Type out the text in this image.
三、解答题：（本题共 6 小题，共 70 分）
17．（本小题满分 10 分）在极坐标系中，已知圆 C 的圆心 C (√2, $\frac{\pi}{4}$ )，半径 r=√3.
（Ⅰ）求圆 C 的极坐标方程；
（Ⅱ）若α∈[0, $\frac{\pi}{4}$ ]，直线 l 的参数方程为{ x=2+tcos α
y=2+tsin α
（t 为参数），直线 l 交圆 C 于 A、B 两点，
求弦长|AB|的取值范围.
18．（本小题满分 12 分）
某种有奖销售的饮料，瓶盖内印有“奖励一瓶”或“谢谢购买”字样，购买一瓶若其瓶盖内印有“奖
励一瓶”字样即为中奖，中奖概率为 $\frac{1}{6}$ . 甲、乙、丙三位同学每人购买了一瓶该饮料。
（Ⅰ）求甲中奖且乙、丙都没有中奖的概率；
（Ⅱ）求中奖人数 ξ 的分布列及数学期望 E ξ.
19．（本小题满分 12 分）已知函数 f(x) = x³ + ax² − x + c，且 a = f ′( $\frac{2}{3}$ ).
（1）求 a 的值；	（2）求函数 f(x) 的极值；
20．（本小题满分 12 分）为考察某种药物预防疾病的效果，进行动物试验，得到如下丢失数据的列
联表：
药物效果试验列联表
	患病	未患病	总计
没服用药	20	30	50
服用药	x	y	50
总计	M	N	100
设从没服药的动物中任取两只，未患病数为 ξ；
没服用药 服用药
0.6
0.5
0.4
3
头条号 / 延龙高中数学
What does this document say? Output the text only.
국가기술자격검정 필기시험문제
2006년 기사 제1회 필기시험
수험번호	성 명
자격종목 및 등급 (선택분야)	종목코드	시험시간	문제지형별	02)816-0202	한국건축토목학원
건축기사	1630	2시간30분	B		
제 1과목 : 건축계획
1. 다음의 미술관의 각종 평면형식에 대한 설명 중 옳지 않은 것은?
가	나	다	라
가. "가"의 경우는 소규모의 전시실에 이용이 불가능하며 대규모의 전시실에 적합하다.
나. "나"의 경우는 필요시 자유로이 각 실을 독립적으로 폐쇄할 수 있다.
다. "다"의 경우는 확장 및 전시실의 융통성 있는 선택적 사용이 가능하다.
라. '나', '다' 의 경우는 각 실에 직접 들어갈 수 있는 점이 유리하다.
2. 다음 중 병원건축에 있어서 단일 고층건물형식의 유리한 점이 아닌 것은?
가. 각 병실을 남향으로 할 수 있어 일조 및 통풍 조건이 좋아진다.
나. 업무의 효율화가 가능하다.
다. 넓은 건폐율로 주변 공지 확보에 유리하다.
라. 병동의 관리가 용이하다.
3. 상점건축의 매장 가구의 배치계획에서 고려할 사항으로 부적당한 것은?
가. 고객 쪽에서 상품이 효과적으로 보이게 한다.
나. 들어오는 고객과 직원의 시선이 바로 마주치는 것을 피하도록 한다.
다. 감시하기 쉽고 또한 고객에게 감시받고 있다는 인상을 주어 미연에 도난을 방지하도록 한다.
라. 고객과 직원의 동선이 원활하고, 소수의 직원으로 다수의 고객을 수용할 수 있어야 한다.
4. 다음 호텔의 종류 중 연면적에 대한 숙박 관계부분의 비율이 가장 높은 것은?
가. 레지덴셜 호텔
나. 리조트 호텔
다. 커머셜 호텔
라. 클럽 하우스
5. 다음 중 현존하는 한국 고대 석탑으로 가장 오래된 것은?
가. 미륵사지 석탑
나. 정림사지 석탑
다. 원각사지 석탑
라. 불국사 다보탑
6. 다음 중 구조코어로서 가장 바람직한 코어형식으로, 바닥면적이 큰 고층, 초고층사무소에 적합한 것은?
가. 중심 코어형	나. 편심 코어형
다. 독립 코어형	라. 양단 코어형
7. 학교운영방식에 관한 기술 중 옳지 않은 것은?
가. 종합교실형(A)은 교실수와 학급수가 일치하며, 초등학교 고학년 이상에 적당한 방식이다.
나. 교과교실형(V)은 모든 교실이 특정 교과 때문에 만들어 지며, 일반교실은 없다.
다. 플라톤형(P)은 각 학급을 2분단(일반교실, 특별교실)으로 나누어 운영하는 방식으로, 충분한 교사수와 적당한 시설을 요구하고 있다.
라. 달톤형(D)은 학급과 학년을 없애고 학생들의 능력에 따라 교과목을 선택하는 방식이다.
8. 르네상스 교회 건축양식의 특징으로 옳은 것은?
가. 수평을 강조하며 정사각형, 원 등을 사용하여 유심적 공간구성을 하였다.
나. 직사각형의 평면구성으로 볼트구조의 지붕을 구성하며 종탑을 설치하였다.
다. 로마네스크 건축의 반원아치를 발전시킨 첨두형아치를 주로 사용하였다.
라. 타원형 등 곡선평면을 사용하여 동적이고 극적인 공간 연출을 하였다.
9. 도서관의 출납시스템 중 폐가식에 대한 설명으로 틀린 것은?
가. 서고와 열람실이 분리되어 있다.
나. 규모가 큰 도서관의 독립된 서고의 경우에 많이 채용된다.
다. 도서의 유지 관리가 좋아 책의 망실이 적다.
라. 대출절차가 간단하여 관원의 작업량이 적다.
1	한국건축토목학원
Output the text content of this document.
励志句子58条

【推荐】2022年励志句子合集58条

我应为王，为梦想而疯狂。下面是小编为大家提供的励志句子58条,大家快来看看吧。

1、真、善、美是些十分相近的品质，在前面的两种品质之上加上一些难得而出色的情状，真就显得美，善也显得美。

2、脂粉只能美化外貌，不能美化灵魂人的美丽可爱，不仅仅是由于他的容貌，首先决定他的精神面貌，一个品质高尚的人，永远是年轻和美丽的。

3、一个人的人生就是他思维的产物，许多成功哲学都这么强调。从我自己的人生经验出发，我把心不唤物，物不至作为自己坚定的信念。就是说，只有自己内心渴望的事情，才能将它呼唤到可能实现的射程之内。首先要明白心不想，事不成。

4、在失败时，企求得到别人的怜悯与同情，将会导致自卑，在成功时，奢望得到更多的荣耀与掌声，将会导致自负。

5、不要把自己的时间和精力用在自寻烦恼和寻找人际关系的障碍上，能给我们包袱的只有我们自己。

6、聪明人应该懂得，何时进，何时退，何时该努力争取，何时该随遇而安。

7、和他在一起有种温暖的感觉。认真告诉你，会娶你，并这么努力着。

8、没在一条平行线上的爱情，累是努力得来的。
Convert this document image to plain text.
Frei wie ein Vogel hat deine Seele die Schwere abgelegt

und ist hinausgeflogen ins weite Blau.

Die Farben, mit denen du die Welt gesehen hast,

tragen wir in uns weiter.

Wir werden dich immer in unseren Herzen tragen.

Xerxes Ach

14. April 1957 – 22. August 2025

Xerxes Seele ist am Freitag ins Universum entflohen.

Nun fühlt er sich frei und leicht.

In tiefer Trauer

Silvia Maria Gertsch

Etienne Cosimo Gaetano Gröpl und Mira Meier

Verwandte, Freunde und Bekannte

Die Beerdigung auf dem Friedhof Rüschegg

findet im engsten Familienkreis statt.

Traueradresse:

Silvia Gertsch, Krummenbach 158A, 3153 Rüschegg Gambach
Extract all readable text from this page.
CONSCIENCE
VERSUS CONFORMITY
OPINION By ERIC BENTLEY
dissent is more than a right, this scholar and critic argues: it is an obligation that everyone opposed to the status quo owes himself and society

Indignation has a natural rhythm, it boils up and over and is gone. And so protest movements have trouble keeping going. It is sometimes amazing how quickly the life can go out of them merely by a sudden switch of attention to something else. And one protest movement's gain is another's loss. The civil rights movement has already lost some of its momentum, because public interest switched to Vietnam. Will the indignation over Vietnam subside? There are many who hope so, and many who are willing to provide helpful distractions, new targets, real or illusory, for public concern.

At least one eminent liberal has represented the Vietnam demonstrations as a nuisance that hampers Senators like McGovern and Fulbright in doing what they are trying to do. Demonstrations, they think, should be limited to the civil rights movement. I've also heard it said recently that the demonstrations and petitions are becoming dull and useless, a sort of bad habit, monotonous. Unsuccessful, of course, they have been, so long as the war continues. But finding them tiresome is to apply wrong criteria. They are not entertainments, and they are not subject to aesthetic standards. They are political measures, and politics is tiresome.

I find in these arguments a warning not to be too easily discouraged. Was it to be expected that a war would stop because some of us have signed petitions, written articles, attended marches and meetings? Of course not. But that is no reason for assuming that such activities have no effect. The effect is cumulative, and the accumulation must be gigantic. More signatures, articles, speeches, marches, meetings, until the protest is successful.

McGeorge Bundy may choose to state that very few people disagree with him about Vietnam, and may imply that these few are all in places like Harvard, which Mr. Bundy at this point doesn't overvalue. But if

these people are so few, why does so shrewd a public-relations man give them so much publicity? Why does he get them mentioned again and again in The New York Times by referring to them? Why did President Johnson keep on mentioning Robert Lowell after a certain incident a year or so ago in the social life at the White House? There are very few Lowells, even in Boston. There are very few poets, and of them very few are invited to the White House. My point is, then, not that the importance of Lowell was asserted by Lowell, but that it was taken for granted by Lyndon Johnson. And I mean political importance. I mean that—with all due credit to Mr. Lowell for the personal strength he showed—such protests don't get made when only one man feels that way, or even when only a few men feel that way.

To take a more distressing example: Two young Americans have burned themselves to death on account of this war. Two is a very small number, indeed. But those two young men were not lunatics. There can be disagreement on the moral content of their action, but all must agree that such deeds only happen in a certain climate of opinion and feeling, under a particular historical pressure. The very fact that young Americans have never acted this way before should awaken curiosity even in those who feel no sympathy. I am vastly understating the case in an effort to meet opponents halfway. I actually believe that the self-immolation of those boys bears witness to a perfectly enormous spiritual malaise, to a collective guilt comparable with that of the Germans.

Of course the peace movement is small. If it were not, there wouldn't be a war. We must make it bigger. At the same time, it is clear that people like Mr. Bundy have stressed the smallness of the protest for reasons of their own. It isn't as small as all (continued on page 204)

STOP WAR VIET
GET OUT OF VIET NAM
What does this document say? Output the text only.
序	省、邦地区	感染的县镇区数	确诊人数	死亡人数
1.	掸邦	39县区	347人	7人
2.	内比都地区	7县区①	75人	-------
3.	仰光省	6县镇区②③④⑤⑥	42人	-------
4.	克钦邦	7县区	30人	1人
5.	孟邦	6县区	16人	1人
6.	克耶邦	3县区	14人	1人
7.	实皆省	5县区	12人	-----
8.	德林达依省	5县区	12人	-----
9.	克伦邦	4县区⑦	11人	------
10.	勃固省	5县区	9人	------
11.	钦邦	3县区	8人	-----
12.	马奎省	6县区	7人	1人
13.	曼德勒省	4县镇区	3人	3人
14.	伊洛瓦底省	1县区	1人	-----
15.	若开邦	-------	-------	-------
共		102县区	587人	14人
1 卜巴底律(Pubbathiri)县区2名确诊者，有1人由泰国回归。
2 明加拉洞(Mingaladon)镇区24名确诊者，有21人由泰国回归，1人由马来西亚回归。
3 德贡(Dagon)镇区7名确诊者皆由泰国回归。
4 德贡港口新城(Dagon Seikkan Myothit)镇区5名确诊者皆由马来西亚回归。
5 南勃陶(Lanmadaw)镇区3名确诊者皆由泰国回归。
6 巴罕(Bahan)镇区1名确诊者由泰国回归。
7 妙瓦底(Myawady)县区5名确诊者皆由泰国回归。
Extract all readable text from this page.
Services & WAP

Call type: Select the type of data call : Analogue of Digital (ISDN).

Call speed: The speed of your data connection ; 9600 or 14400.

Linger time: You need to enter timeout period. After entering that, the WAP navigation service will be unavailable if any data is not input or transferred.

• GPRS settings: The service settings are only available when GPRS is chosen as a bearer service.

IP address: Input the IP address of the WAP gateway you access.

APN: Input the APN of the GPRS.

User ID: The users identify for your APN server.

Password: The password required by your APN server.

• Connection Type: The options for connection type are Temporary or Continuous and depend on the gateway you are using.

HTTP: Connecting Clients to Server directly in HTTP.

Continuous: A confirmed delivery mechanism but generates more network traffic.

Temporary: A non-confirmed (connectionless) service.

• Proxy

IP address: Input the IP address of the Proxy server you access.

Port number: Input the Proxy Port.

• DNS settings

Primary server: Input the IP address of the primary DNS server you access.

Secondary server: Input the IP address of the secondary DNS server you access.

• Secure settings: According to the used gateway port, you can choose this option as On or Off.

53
_ _ _ _ _
> What the task requires: The string "tragen" may appear in lines of the listing above; tally those lines and give the number only.

> Solution for this task: 2